Problem description.
Every line that holds "comment" should be shown.

Stored data:
______

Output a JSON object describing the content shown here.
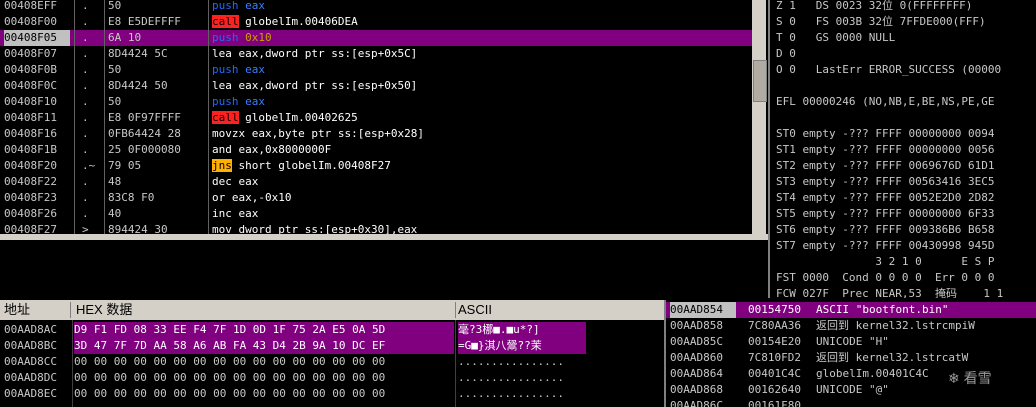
{
  "disasm": [
    {
      "addr": "00408EFF",
      "mark": ".",
      "hex": "50",
      "op": "push",
      "operand": "eax",
      "kind": "push"
    },
    {
      "addr": "00408F00",
      "mark": ".",
      "hex": "E8 E5DEFFFF",
      "op": "call",
      "operand": "globelIm.00406DEA",
      "kind": "call"
    },
    {
      "addr": "00408F05",
      "mark": ".",
      "hex": "6A 10",
      "op": "push",
      "operand": "0x10",
      "kind": "push",
      "selected": true
    },
    {
      "addr": "00408F07",
      "mark": ".",
      "hex": "8D4424 5C",
      "op": "lea",
      "operand": "eax,dword ptr ss:[esp+0x5C]",
      "kind": "plain"
    },
    {
      "addr": "00408F0B",
      "mark": ".",
      "hex": "50",
      "op": "push",
      "operand": "eax",
      "kind": "push"
    },
    {
      "addr": "00408F0C",
      "mark": ".",
      "hex": "8D4424 50",
      "op": "lea",
      "operand": "eax,dword ptr ss:[esp+0x50]",
      "kind": "plain"
    },
    {
      "addr": "00408F10",
      "mark": ".",
      "hex": "50",
      "op": "push",
      "operand": "eax",
      "kind": "push"
    },
    {
      "addr": "00408F11",
      "mark": ".",
      "hex": "E8 0F97FFFF",
      "op": "call",
      "operand": "globelIm.00402625",
      "kind": "call"
    },
    {
      "addr": "00408F16",
      "mark": ".",
      "hex": "0FB64424 28",
      "op": "movzx",
      "operand": "eax,byte ptr ss:[esp+0x28]",
      "kind": "plain"
    },
    {
      "addr": "00408F1B",
      "mark": ".",
      "hex": "25 0F000080",
      "op": "and",
      "operand": "eax,0x8000000F",
      "kind": "plain"
    },
    {
      "addr": "00408F20",
      "mark": ".~",
      "hex": "79 05",
      "op": "jns",
      "operand": "short globelIm.00408F27",
      "kind": "jmp"
    },
    {
      "addr": "00408F22",
      "mark": ".",
      "hex": "48",
      "op": "dec",
      "operand": "eax",
      "kind": "plain"
    },
    {
      "addr": "00408F23",
      "mark": ".",
      "hex": "83C8 F0",
      "op": "or",
      "operand": "eax,-0x10",
      "kind": "plain"
    },
    {
      "addr": "00408F26",
      "mark": ".",
      "hex": "40",
      "op": "inc",
      "operand": "eax",
      "kind": "plain"
    },
    {
      "addr": "00408F27",
      "mark": ">",
      "hex": "894424 30",
      "op": "mov",
      "operand": "dword ptr ss:[esp+0x30],eax",
      "kind": "plain"
    }
  ],
  "registers": [
    "Z 1   DS 0023 32位 0(FFFFFFFF)",
    "S 0   FS 003B 32位 7FFDE000(FFF)",
    "T 0   GS 0000 NULL",
    "D 0",
    "O 0   LastErr ERROR_SUCCESS (00000",
    "",
    "EFL 00000246 (NO,NB,E,BE,NS,PE,GE",
    "",
    "ST0 empty -??? FFFF 00000000 0094",
    "ST1 empty -??? FFFF 00000000 0056",
    "ST2 empty -??? FFFF 0069676D 61D1",
    "ST3 empty -??? FFFF 00563416 3EC5",
    "ST4 empty -??? FFFF 0052E2D0 2D82",
    "ST5 empty -??? FFFF 00000000 6F33",
    "ST6 empty -??? FFFF 009386B6 B658",
    "ST7 empty -??? FFFF 00430998 945D",
    "               3 2 1 0      E S P",
    "FST 0000  Cond 0 0 0 0  Err 0 0 0",
    "FCW 027F  Prec NEAR,53  掩码    1 1"
  ],
  "dump_header": {
    "address": "地址",
    "hex": "HEX 数据",
    "ascii": "ASCII"
  },
  "dump": [
    {
      "addr": "00AAD8AC",
      "hex": "D9 F1 FD 08 33 EE F4 7F 1D 0D 1F 75 2A E5 0A 5D",
      "ascii": "毫?3梛■.■u*?]",
      "selected": true
    },
    {
      "addr": "00AAD8BC",
      "hex": "3D 47 7F 7D AA 58 A6 AB FA 43 D4 2B 9A 10 DC EF",
      "ascii": "=G■}淇八鬶??茉",
      "selected": true
    },
    {
      "addr": "00AAD8CC",
      "hex": "00 00 00 00 00 00 00 00 00 00 00 00 00 00 00 00",
      "ascii": "................"
    },
    {
      "addr": "00AAD8DC",
      "hex": "00 00 00 00 00 00 00 00 00 00 00 00 00 00 00 00",
      "ascii": "................"
    },
    {
      "addr": "00AAD8EC",
      "hex": "00 00 00 00 00 00 00 00 00 00 00 00 00 00 00 00",
      "ascii": "................"
    }
  ],
  "stack": [
    {
      "addr": "00AAD854",
      "val": "00154750",
      "comment": "ASCII \"bootfont.bin\"",
      "selected": true
    },
    {
      "addr": "00AAD858",
      "val": "7C80AA36",
      "comment": "返回到 kernel32.lstrcmpiW"
    },
    {
      "addr": "00AAD85C",
      "val": "00154E20",
      "comment": "UNICODE \"H\""
    },
    {
      "addr": "00AAD860",
      "val": "7C810FD2",
      "comment": "返回到 kernel32.lstrcatW"
    },
    {
      "addr": "00AAD864",
      "val": "00401C4C",
      "comment": "globelIm.00401C4C"
    },
    {
      "addr": "00AAD868",
      "val": "00162640",
      "comment": "UNICODE \"@\""
    },
    {
      "addr": "00AAD86C",
      "val": "00161F80",
      "comment": ""
    }
  ],
  "watermark": "看雪"
}
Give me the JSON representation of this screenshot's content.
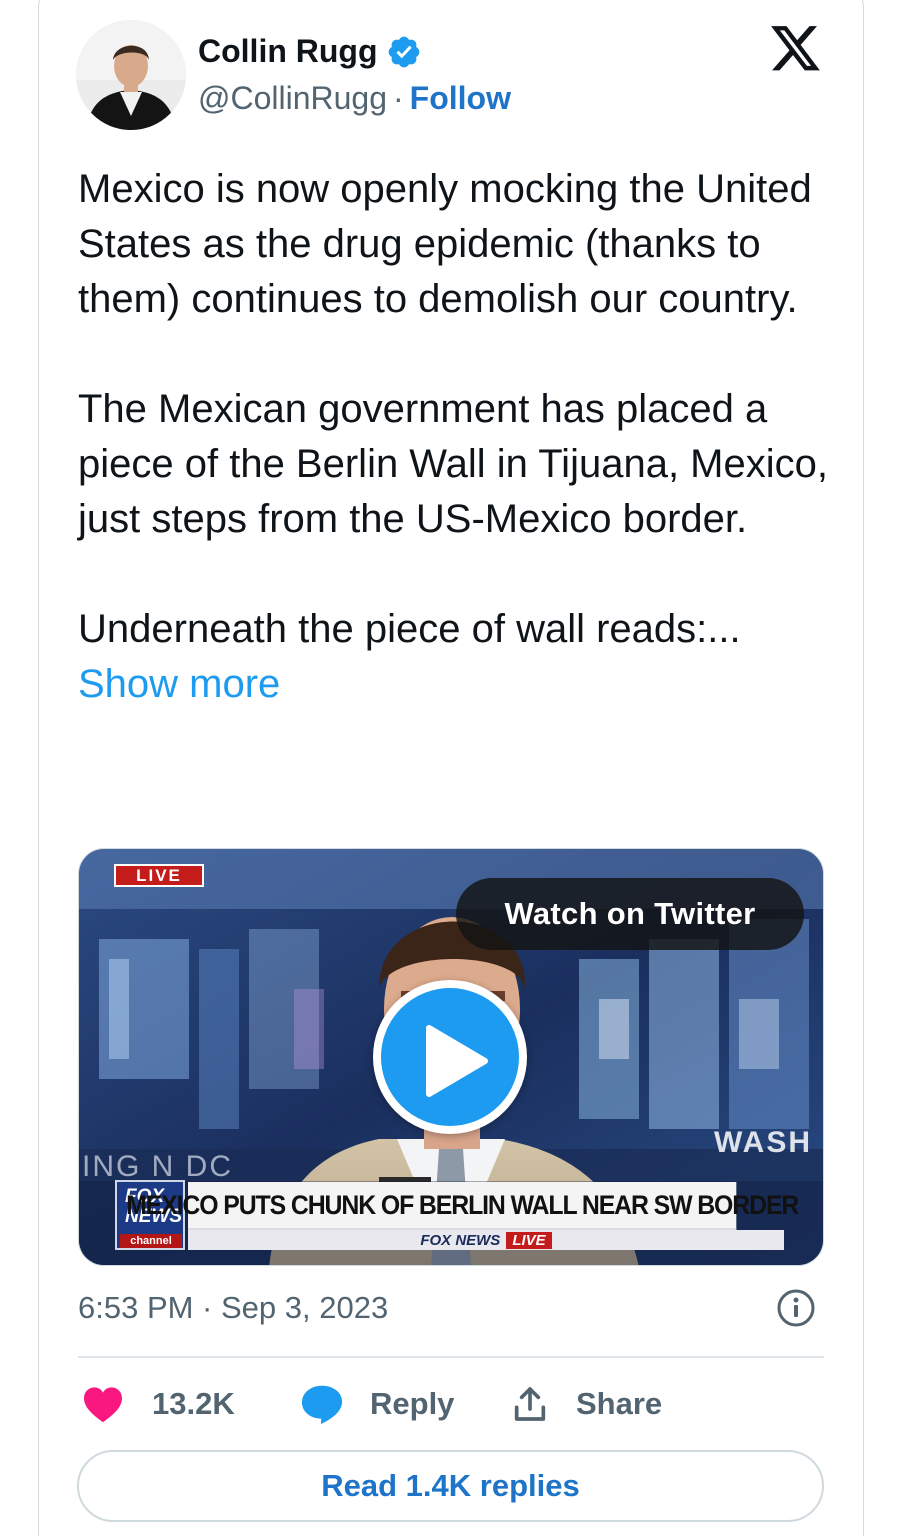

______

Solution to the problem.
      "comment": "ASCII \"bootfont.bin\"",
      "comment": "返回到 kernel32.lstrcmpiW"
      "comment": "UNICODE \"H\""
      "comment": "返回到 kernel32.lstrcatW"
      "comment": "globelIm.00401C4C"
      "comment": "UNICODE \"@\""
      "comment": ""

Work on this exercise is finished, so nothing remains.